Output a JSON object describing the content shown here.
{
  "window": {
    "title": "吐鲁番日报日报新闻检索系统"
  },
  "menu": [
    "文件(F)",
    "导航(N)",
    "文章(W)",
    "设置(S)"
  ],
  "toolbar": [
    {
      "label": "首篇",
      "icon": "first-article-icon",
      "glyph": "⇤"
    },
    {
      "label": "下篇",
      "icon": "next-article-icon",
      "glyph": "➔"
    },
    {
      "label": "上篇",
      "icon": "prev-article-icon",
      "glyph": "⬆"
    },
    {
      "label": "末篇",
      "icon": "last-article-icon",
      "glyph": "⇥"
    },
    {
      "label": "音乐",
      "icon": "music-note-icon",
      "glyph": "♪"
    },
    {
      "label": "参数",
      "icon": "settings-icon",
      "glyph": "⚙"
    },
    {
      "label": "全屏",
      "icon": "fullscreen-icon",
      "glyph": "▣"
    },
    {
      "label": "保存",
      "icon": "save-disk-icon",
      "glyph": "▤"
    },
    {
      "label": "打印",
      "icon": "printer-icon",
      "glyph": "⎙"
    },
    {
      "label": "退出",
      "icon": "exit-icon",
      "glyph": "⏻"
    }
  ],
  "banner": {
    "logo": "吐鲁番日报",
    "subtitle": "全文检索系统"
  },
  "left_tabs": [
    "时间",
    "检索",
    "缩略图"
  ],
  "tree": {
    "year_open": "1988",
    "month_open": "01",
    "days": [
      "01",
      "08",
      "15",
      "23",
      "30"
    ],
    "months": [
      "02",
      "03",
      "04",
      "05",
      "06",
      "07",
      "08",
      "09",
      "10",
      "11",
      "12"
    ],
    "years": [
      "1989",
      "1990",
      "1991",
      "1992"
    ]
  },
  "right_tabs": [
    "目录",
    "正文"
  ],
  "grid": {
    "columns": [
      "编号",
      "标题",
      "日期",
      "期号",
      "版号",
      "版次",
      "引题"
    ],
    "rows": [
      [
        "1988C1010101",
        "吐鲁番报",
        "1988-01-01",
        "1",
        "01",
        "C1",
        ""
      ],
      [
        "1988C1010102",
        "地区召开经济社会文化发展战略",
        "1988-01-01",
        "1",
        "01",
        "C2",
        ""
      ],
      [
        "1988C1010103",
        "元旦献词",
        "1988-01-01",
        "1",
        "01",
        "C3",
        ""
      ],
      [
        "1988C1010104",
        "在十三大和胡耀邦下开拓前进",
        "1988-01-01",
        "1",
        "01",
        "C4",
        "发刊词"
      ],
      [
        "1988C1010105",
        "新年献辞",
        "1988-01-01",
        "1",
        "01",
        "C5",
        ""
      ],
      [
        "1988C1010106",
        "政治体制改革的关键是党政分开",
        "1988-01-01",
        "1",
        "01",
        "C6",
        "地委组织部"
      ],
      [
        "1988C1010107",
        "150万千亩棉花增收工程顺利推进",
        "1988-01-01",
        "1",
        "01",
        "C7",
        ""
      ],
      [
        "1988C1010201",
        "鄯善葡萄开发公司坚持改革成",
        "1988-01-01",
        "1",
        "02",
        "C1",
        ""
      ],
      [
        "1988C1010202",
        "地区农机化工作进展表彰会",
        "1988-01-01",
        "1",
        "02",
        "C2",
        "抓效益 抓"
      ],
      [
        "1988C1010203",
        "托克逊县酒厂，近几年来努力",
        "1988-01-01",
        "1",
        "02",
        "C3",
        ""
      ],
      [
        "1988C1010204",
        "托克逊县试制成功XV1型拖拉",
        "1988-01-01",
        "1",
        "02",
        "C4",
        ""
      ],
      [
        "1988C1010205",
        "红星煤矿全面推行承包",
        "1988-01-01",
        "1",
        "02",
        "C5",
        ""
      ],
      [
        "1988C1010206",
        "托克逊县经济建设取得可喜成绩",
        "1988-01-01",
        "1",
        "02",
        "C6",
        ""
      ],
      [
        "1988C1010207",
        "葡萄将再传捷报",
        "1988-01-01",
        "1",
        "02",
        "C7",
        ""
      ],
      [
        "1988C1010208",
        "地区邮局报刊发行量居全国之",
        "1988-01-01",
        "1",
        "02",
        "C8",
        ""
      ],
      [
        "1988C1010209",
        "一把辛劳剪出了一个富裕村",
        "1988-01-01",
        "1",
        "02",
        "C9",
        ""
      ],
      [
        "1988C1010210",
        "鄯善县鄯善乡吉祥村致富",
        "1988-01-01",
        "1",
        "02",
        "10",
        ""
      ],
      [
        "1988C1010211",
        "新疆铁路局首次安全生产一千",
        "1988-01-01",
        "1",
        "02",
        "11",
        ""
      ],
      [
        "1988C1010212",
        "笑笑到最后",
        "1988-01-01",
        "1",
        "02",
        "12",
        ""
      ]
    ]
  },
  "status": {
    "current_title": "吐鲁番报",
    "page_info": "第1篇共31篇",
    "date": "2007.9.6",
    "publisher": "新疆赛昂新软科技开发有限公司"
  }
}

GOAL — Repeat all of the records above exactly as written.

COMPLETED EXERCISE —
Output a JSON object describing the content shown here.
{
  "window": {
    "title": "吐鲁番日报日报新闻检索系统"
  },
  "menu": [
    "文件(F)",
    "导航(N)",
    "文章(W)",
    "设置(S)"
  ],
  "toolbar": [
    {
      "label": "首篇",
      "icon": "first-article-icon",
      "glyph": "⇤"
    },
    {
      "label": "下篇",
      "icon": "next-article-icon",
      "glyph": "➔"
    },
    {
      "label": "上篇",
      "icon": "prev-article-icon",
      "glyph": "⬆"
    },
    {
      "label": "末篇",
      "icon": "last-article-icon",
      "glyph": "⇥"
    },
    {
      "label": "音乐",
      "icon": "music-note-icon",
      "glyph": "♪"
    },
    {
      "label": "参数",
      "icon": "settings-icon",
      "glyph": "⚙"
    },
    {
      "label": "全屏",
      "icon": "fullscreen-icon",
      "glyph": "▣"
    },
    {
      "label": "保存",
      "icon": "save-disk-icon",
      "glyph": "▤"
    },
    {
      "label": "打印",
      "icon": "printer-icon",
      "glyph": "⎙"
    },
    {
      "label": "退出",
      "icon": "exit-icon",
      "glyph": "⏻"
    }
  ],
  "banner": {
    "logo": "吐鲁番日报",
    "subtitle": "全文检索系统"
  },
  "left_tabs": [
    "时间",
    "检索",
    "缩略图"
  ],
  "tree": {
    "year_open": "1988",
    "month_open": "01",
    "days": [
      "01",
      "08",
      "15",
      "23",
      "30"
    ],
    "months": [
      "02",
      "03",
      "04",
      "05",
      "06",
      "07",
      "08",
      "09",
      "10",
      "11",
      "12"
    ],
    "years": [
      "1989",
      "1990",
      "1991",
      "1992"
    ]
  },
  "right_tabs": [
    "目录",
    "正文"
  ],
  "grid": {
    "columns": [
      "编号",
      "标题",
      "日期",
      "期号",
      "版号",
      "版次",
      "引题"
    ],
    "rows": [
      [
        "1988C1010101",
        "吐鲁番报",
        "1988-01-01",
        "1",
        "01",
        "C1",
        ""
      ],
      [
        "1988C1010102",
        "地区召开经济社会文化发展战略",
        "1988-01-01",
        "1",
        "01",
        "C2",
        ""
      ],
      [
        "1988C1010103",
        "元旦献词",
        "1988-01-01",
        "1",
        "01",
        "C3",
        ""
      ],
      [
        "1988C1010104",
        "在十三大和胡耀邦下开拓前进",
        "1988-01-01",
        "1",
        "01",
        "C4",
        "发刊词"
      ],
      [
        "1988C1010105",
        "新年献辞",
        "1988-01-01",
        "1",
        "01",
        "C5",
        ""
      ],
      [
        "1988C1010106",
        "政治体制改革的关键是党政分开",
        "1988-01-01",
        "1",
        "01",
        "C6",
        "地委组织部"
      ],
      [
        "1988C1010107",
        "150万千亩棉花增收工程顺利推进",
        "1988-01-01",
        "1",
        "01",
        "C7",
        ""
      ],
      [
        "1988C1010201",
        "鄯善葡萄开发公司坚持改革成",
        "1988-01-01",
        "1",
        "02",
        "C1",
        ""
      ],
      [
        "1988C1010202",
        "地区农机化工作进展表彰会",
        "1988-01-01",
        "1",
        "02",
        "C2",
        "抓效益 抓"
      ],
      [
        "1988C1010203",
        "托克逊县酒厂，近几年来努力",
        "1988-01-01",
        "1",
        "02",
        "C3",
        ""
      ],
      [
        "1988C1010204",
        "托克逊县试制成功XV1型拖拉",
        "1988-01-01",
        "1",
        "02",
        "C4",
        ""
      ],
      [
        "1988C1010205",
        "红星煤矿全面推行承包",
        "1988-01-01",
        "1",
        "02",
        "C5",
        ""
      ],
      [
        "1988C1010206",
        "托克逊县经济建设取得可喜成绩",
        "1988-01-01",
        "1",
        "02",
        "C6",
        ""
      ],
      [
        "1988C1010207",
        "葡萄将再传捷报",
        "1988-01-01",
        "1",
        "02",
        "C7",
        ""
      ],
      [
        "1988C1010208",
        "地区邮局报刊发行量居全国之",
        "1988-01-01",
        "1",
        "02",
        "C8",
        ""
      ],
      [
        "1988C1010209",
        "一把辛劳剪出了一个富裕村",
        "1988-01-01",
        "1",
        "02",
        "C9",
        ""
      ],
      [
        "1988C1010210",
        "鄯善县鄯善乡吉祥村致富",
        "1988-01-01",
        "1",
        "02",
        "10",
        ""
      ],
      [
        "1988C1010211",
        "新疆铁路局首次安全生产一千",
        "1988-01-01",
        "1",
        "02",
        "11",
        ""
      ],
      [
        "1988C1010212",
        "笑笑到最后",
        "1988-01-01",
        "1",
        "02",
        "12",
        ""
      ]
    ]
  },
  "status": {
    "current_title": "吐鲁番报",
    "page_info": "第1篇共31篇",
    "date": "2007.9.6",
    "publisher": "新疆赛昂新软科技开发有限公司"
  }
}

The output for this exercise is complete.